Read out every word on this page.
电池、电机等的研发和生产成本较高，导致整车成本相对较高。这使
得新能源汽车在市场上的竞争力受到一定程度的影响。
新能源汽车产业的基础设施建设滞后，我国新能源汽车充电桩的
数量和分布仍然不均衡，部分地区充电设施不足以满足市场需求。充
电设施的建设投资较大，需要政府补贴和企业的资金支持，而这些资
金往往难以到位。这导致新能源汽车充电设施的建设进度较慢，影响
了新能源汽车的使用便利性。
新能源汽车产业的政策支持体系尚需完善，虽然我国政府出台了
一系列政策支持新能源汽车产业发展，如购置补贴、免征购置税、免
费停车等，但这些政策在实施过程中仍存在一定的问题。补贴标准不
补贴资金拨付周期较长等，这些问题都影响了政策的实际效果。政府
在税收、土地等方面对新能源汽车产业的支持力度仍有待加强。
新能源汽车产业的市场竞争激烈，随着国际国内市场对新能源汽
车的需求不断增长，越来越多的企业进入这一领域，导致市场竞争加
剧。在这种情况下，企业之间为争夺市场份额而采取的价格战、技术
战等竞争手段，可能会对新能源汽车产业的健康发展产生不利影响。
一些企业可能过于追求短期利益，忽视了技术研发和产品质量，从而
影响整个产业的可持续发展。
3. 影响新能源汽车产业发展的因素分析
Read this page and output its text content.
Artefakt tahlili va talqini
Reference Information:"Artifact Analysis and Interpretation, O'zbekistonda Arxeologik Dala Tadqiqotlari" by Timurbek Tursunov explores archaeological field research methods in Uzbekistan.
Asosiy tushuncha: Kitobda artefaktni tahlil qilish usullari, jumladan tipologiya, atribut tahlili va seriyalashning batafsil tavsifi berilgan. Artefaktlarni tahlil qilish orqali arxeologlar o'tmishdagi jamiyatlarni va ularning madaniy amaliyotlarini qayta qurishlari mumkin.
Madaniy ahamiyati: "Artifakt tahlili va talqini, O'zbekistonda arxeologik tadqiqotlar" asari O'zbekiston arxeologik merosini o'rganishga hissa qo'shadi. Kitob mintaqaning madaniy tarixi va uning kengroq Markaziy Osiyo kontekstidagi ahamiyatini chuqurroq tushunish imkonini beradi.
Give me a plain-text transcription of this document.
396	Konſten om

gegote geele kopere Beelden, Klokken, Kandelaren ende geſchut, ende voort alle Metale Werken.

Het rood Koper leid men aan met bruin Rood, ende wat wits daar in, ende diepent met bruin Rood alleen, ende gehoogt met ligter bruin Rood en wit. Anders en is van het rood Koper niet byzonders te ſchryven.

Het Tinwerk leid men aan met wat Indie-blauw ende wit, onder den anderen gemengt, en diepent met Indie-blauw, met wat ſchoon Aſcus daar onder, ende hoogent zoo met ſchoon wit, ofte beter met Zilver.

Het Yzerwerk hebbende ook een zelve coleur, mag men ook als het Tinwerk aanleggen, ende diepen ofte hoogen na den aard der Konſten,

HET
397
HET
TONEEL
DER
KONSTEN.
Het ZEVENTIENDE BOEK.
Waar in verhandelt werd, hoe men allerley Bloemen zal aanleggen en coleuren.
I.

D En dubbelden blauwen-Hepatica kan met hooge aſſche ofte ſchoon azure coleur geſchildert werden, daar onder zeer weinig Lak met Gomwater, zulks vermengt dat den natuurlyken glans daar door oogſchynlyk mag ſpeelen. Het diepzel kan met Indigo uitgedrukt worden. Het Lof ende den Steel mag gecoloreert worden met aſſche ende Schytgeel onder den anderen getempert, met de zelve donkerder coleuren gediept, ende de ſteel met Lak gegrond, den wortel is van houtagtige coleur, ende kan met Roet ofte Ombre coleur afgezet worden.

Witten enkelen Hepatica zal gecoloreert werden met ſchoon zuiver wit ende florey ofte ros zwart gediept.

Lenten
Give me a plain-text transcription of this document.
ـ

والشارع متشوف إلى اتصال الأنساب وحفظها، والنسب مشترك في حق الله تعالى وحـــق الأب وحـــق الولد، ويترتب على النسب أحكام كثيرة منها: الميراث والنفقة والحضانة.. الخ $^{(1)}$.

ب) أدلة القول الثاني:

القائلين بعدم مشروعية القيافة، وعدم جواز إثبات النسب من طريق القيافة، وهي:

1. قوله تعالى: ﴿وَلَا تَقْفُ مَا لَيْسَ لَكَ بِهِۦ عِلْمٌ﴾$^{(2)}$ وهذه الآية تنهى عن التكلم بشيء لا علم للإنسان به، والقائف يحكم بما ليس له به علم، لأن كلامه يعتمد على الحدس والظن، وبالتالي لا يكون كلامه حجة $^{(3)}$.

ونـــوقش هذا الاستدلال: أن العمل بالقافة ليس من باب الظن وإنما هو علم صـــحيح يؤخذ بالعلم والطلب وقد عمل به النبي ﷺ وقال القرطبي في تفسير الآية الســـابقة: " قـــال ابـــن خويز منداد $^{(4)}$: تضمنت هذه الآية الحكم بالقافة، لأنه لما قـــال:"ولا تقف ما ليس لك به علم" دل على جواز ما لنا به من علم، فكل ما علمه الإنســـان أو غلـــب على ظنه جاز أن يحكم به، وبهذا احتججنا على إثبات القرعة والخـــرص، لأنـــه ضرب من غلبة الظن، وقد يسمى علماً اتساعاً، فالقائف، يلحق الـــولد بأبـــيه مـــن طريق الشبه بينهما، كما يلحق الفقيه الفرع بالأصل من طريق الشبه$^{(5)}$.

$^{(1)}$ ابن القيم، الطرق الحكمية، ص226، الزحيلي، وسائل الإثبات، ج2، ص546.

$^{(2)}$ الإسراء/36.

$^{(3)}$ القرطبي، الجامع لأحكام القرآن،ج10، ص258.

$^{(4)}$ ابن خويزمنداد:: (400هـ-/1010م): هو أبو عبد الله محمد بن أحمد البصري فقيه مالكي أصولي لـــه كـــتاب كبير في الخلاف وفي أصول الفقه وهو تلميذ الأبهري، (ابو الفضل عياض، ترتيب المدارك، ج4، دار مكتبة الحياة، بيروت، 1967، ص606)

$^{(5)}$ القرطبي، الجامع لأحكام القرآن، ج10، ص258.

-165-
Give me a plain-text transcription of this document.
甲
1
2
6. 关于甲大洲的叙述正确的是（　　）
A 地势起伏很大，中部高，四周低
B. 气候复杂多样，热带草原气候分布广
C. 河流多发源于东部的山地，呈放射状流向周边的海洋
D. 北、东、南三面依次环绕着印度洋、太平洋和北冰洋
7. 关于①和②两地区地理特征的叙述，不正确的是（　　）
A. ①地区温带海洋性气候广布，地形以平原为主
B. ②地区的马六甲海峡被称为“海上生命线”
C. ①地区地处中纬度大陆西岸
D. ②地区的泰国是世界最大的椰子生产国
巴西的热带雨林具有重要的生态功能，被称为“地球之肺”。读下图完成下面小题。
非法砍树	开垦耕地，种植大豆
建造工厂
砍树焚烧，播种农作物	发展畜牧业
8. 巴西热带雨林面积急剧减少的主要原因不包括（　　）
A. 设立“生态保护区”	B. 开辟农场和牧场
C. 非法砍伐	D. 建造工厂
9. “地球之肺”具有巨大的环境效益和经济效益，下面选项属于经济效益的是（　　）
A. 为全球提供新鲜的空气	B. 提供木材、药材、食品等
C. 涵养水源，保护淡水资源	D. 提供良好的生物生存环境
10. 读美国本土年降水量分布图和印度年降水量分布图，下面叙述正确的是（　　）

**What the task requires**
Locate each line containing the string "diepent" and show it.

**Written answer**
Het rood Koper leid men aan met bruin Rood, ende wat wits daar in, ende diepent met bruin Rood alleen, ende gehoogt met ligter bruin Rood en wit. Anders en is van het rood Koper niet byzonders te ſchryven.
Het Tinwerk leid men aan met wat Indie-blauw ende wit, onder den anderen gemengt, en diepent met Indie-blauw, met wat ſchoon Aſcus daar onder, ende hoogent zoo met ſchoon wit, ofte beter met Zilver.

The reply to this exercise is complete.